MATERIAL SHOWN
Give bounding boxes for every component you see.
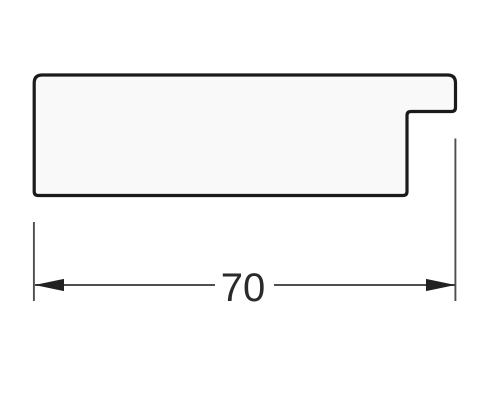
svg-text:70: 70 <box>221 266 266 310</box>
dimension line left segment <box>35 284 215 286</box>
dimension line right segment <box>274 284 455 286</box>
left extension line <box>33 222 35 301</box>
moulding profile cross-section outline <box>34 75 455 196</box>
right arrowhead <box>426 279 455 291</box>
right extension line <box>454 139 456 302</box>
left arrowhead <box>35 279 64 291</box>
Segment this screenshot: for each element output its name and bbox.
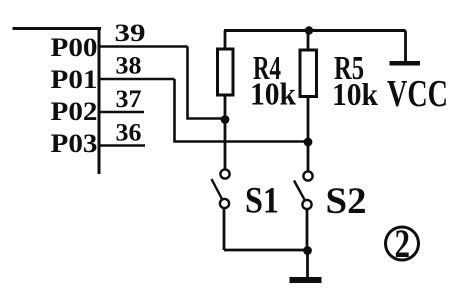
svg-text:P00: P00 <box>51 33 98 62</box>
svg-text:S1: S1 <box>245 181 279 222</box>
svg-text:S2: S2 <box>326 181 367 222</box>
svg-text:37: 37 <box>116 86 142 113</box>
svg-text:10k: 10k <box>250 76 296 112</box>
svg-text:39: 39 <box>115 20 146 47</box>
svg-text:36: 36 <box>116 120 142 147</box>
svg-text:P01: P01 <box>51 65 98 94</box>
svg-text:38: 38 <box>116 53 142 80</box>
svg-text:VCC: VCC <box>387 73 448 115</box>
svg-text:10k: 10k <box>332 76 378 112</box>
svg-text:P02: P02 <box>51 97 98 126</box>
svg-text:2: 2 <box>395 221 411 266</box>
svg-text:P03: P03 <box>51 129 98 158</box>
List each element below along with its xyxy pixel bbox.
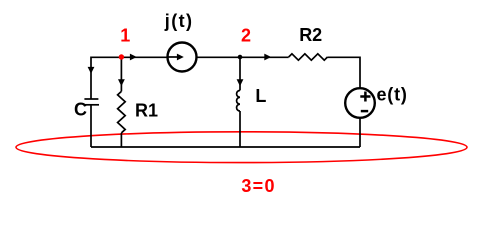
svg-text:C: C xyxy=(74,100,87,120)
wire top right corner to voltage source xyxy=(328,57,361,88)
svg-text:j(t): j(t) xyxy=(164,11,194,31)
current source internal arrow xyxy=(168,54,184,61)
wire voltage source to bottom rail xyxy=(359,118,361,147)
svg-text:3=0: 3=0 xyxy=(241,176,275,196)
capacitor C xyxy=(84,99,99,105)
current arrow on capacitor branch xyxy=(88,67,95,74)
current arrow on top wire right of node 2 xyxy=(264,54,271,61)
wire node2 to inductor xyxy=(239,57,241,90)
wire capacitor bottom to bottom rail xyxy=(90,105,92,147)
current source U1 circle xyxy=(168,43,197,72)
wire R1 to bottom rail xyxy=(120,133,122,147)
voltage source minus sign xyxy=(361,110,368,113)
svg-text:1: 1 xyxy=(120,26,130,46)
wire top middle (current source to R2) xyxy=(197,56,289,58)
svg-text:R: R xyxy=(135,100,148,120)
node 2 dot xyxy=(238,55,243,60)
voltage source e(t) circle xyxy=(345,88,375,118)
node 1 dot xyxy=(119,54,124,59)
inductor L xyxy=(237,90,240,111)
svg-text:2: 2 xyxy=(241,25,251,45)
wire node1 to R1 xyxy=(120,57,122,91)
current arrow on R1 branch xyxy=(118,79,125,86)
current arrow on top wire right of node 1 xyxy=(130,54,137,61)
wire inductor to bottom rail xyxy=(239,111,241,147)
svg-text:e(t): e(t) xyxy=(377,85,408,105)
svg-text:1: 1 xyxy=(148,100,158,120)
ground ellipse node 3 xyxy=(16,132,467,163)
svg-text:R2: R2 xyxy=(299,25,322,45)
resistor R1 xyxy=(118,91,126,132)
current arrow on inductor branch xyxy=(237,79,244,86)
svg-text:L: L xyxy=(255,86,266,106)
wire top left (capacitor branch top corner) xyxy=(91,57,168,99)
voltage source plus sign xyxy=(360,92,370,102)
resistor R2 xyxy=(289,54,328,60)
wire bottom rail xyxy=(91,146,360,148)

...

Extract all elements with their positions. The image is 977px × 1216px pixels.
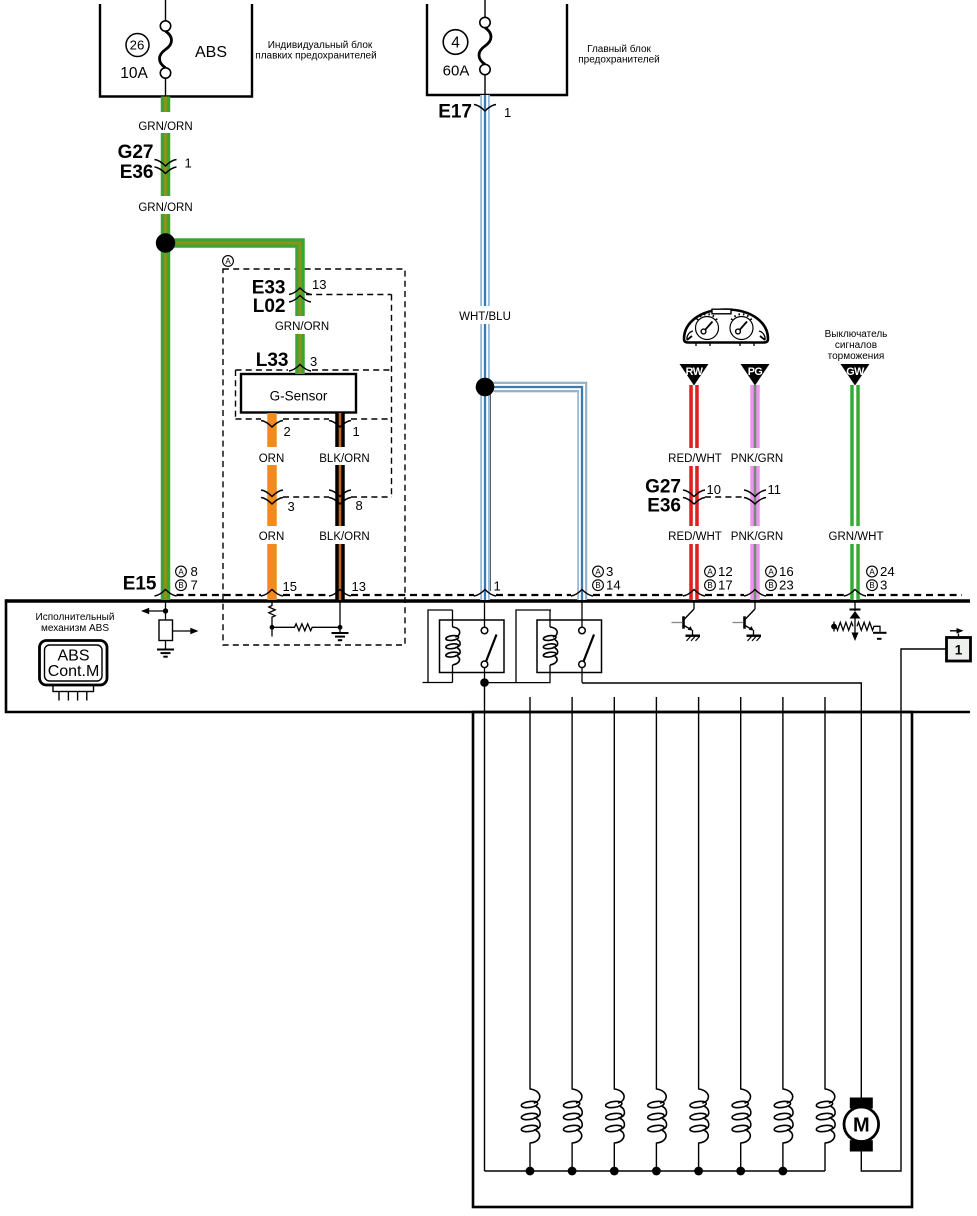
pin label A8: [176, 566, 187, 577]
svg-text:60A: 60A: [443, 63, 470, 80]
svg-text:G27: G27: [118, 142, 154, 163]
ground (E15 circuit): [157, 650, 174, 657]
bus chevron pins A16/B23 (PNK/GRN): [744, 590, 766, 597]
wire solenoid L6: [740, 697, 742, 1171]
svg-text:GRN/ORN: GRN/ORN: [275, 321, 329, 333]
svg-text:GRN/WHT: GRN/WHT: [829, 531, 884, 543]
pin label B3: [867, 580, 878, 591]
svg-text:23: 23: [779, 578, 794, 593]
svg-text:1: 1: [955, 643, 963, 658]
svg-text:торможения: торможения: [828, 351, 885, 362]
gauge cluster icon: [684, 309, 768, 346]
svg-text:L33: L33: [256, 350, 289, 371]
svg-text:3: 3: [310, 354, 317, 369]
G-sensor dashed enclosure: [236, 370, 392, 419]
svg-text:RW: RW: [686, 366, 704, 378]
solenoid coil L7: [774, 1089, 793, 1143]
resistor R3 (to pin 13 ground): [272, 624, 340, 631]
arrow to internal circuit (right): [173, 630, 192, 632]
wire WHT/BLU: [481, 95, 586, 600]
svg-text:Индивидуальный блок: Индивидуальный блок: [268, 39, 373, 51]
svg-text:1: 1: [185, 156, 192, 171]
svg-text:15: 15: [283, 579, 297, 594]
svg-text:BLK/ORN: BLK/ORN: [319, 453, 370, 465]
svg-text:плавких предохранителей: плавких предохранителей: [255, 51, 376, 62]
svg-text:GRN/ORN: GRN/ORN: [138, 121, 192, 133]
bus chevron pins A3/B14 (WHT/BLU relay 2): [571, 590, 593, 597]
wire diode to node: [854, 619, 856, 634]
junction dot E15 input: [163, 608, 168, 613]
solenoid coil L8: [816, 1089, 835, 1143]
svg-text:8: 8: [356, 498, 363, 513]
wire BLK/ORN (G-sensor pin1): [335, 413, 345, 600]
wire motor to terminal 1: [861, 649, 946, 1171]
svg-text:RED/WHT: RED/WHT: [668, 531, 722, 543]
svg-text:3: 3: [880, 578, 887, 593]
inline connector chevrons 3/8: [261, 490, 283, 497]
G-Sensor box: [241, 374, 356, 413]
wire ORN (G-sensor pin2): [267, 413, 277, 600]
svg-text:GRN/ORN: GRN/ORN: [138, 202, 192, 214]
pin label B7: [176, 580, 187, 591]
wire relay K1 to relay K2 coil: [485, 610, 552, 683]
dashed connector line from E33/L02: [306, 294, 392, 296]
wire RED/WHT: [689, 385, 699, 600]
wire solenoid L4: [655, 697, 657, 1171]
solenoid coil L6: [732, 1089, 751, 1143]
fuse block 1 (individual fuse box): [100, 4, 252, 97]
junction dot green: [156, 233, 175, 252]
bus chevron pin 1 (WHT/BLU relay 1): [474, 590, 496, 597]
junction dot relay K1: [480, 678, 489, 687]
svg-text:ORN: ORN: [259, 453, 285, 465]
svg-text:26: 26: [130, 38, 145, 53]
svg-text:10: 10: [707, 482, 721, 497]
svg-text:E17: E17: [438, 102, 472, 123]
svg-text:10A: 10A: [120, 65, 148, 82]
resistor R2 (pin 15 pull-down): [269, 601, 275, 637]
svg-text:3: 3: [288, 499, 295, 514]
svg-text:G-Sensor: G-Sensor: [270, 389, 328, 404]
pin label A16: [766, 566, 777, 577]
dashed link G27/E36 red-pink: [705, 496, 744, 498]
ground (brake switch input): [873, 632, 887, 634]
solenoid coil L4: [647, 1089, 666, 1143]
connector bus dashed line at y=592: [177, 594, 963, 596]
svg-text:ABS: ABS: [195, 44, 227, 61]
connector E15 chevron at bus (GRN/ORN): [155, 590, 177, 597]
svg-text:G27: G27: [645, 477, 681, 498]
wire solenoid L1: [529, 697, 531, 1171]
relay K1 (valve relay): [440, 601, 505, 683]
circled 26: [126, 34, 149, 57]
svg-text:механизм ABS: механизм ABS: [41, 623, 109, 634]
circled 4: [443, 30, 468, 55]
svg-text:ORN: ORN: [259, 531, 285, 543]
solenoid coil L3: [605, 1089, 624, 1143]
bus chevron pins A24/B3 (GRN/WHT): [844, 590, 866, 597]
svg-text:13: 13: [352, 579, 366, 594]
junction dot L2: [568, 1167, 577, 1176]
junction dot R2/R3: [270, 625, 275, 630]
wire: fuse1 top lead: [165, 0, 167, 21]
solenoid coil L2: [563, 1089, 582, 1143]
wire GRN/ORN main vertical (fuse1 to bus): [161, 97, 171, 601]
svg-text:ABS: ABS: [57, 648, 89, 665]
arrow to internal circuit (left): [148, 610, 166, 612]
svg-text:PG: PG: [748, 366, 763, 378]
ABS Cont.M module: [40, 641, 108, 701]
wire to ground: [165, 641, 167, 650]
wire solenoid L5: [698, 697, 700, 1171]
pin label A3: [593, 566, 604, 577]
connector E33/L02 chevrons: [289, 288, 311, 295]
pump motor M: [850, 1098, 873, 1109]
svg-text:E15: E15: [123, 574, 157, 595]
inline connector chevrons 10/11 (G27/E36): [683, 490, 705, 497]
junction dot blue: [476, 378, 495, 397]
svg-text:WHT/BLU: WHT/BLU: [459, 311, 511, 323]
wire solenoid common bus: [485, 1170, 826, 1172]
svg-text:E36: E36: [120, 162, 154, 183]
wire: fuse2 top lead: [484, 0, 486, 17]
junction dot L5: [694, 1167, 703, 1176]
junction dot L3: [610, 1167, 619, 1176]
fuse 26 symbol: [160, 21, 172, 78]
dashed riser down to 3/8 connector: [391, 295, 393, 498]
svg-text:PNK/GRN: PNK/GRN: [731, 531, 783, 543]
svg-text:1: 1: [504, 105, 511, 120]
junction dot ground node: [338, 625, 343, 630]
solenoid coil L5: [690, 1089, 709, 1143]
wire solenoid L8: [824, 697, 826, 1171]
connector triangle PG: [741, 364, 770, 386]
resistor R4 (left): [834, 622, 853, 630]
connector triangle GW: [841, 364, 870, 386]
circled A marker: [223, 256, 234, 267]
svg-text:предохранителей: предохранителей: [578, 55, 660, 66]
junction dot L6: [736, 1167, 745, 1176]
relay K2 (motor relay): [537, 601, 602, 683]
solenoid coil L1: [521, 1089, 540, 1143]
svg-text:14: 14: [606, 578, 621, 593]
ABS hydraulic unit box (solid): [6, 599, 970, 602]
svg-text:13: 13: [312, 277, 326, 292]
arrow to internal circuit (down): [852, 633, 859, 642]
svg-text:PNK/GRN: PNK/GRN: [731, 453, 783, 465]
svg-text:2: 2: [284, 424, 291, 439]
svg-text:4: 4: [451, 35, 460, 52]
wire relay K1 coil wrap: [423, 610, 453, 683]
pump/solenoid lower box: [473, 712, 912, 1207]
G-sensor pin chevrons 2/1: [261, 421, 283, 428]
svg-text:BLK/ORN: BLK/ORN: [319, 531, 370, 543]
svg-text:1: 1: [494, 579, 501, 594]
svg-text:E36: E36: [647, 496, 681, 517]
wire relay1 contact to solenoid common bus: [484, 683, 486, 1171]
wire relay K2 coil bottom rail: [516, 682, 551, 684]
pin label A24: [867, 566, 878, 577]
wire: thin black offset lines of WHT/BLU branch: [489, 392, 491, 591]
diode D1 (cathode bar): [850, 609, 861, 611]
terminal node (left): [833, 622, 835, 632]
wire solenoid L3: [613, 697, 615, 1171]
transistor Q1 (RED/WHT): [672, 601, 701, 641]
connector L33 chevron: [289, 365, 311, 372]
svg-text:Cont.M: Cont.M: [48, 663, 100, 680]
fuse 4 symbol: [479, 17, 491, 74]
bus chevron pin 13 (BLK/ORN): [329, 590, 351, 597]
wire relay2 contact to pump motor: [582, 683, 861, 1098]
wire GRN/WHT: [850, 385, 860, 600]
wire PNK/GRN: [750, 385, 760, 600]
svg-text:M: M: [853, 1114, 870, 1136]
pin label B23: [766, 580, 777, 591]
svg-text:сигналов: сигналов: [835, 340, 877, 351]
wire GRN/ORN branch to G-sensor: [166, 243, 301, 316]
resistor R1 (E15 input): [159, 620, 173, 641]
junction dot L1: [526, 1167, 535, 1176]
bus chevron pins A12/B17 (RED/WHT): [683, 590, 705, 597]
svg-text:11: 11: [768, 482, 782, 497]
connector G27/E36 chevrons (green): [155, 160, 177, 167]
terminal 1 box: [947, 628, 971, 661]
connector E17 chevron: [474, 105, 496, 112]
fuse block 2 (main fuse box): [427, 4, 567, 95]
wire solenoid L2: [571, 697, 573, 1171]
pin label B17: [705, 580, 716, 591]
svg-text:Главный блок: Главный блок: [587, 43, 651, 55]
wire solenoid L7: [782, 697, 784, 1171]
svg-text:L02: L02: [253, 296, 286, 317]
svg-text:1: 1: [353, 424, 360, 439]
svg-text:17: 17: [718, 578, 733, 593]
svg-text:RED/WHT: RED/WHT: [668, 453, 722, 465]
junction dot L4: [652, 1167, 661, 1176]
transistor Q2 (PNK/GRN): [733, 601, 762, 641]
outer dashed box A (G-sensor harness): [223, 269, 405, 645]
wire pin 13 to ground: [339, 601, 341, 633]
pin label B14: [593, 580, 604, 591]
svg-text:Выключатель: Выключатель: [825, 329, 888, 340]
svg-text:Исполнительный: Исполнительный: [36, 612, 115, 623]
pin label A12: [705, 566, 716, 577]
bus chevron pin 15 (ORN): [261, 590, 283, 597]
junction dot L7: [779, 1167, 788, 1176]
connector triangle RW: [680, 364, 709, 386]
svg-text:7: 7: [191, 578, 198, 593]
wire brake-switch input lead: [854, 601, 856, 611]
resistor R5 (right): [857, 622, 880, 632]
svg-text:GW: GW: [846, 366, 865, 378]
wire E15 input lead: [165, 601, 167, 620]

WORK TO COMPLETE
Return the stretch of records from the line containing "svg-text:70: 70 <box>221 266 266 310</box>" through the line containing "left arrowhead <box>35 279 64 291</box>", reproducing each line verbatim.

COMPLETE ANSWER
svg-text:70: 70 <box>221 266 266 310</box>
dimension line left segment <box>35 284 215 286</box>
dimension line right segment <box>274 284 455 286</box>
left extension line <box>33 222 35 301</box>
moulding profile cross-section outline <box>34 75 455 196</box>
right arrowhead <box>426 279 455 291</box>
right extension line <box>454 139 456 302</box>
left arrowhead <box>35 279 64 291</box>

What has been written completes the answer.